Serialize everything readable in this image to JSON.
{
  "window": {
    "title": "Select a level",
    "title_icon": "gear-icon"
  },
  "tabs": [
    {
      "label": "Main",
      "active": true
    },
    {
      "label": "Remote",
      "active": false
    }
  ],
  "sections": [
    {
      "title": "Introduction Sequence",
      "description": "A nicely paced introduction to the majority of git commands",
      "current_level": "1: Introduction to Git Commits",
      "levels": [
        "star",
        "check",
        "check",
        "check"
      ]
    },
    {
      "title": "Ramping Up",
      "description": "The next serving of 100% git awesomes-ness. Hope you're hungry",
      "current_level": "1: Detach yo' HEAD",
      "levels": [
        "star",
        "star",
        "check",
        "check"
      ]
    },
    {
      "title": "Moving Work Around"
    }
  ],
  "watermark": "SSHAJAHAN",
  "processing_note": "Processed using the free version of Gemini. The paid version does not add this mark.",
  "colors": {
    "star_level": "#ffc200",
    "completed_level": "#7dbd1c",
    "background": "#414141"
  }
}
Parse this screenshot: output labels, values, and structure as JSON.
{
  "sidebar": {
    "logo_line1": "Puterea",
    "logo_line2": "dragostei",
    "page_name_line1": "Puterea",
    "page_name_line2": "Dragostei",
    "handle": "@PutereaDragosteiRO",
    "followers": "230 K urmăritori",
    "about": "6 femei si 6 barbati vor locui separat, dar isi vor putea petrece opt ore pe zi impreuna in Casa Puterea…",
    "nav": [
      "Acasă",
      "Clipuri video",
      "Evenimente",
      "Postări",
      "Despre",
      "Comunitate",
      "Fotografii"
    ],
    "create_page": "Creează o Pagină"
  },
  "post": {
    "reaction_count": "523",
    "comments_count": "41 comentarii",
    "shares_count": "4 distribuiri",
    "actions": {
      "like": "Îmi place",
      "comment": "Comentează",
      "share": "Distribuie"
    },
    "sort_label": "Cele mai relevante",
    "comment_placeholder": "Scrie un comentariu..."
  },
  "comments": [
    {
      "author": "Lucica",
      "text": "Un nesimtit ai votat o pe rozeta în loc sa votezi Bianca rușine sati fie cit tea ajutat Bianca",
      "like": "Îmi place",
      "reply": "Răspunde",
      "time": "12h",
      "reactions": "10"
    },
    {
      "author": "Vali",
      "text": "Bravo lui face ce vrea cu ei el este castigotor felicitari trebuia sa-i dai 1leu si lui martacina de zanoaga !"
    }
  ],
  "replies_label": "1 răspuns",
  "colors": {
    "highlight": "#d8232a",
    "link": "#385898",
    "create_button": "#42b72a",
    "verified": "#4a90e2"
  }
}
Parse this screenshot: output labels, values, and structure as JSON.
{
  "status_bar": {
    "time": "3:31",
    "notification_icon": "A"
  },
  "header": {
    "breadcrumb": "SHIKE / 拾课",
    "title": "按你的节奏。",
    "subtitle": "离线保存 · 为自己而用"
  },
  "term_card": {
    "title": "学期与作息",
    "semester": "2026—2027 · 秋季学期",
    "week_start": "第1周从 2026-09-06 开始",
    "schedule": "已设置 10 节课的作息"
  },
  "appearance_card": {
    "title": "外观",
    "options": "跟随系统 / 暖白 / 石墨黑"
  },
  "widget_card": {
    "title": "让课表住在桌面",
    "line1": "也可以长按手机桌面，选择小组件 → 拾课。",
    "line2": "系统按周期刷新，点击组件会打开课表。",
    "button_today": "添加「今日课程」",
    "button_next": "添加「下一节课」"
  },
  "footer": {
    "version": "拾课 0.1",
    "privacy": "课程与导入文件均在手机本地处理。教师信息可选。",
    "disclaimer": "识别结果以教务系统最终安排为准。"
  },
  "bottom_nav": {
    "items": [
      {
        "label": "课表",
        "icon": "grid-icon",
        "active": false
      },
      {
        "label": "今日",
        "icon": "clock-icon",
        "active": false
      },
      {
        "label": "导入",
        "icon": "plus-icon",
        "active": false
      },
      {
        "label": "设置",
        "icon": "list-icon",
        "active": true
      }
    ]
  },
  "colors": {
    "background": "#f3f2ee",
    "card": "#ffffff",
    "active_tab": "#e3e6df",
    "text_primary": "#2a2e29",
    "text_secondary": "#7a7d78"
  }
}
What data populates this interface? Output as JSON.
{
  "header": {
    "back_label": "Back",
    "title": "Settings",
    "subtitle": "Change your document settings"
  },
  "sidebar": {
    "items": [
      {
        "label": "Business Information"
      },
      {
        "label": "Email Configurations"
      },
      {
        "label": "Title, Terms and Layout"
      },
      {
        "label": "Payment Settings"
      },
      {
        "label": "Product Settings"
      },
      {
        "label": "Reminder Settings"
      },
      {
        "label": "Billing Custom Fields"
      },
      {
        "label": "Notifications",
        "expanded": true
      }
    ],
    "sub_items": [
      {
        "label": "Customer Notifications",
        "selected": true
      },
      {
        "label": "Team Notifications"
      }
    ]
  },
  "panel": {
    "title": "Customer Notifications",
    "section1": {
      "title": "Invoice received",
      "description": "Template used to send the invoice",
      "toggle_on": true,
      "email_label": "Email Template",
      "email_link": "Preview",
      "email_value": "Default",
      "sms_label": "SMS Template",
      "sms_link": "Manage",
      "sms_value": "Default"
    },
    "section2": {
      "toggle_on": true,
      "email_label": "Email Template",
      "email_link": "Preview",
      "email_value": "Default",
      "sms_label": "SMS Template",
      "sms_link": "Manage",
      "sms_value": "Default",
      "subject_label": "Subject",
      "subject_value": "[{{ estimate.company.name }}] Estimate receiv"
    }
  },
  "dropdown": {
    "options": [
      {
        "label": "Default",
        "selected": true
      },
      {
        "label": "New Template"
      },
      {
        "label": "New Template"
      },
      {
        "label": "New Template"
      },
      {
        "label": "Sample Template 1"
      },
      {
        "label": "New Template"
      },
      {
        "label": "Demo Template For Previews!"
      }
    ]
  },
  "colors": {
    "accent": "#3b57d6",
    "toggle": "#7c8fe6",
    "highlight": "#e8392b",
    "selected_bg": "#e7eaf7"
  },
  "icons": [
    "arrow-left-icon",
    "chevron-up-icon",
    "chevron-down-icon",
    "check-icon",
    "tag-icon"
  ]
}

* * * * * * *

**Problem to solve**. Each line that has the word "Notifications" should be copied.

**Expected output**.
        "label": "Notifications",
        "label": "Customer Notifications",
        "label": "Team Notifications"
    "title": "Customer Notifications",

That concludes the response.